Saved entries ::
------------------------------------------------------------

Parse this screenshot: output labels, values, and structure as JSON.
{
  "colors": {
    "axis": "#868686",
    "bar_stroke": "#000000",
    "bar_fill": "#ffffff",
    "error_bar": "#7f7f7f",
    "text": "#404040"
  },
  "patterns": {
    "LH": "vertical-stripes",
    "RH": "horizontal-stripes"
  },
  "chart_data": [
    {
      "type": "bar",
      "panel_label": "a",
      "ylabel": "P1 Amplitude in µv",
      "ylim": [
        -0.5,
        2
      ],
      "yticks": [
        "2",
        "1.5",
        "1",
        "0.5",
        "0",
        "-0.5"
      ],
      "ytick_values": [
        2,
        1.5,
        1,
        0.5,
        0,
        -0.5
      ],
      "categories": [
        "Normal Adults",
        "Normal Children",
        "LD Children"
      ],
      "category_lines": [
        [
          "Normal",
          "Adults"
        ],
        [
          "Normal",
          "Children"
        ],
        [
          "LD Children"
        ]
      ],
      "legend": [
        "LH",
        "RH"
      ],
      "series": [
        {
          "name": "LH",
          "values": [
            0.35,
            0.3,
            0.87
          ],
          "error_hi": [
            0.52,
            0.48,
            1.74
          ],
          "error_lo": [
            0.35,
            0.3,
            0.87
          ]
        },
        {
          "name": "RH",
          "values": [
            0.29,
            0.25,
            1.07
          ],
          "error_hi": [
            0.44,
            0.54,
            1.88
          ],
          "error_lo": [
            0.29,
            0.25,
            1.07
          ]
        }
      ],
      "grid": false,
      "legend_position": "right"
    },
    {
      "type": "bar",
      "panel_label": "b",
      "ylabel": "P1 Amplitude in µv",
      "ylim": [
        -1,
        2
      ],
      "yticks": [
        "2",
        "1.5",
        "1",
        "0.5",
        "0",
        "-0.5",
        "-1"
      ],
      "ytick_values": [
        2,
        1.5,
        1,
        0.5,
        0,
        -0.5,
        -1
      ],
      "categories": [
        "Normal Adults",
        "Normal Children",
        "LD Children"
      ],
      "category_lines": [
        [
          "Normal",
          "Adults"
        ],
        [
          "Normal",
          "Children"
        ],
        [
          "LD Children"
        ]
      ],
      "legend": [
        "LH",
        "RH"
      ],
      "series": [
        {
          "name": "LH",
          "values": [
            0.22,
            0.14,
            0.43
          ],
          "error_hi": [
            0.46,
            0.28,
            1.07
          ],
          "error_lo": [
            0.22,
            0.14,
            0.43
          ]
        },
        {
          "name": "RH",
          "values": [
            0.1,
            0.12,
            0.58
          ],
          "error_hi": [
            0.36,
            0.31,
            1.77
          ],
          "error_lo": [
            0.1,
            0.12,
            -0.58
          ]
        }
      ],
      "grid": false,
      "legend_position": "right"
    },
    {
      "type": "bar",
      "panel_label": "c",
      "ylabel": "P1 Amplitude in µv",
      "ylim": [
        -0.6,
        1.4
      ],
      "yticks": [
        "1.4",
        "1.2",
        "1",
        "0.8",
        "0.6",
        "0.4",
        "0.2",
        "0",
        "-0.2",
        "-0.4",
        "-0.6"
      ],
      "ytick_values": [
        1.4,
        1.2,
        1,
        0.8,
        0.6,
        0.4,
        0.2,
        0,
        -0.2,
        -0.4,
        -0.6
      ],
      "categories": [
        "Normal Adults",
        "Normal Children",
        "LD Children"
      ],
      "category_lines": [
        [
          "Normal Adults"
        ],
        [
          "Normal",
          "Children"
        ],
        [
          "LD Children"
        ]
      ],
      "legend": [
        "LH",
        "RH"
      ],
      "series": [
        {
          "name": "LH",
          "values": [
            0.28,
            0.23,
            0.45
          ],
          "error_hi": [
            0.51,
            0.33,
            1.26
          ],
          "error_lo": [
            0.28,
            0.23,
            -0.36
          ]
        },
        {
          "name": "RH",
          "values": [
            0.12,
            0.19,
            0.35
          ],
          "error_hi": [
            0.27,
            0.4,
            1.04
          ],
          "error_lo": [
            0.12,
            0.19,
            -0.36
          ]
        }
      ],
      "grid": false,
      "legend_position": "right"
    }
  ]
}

------------------------------------------------------------

WHAT THE TASK REQUIRES :: Using the records above, copy each line that contains "stripes".

TASK RESPONSE ::
    "LH": "vertical-stripes",
    "RH": "horizontal-stripes"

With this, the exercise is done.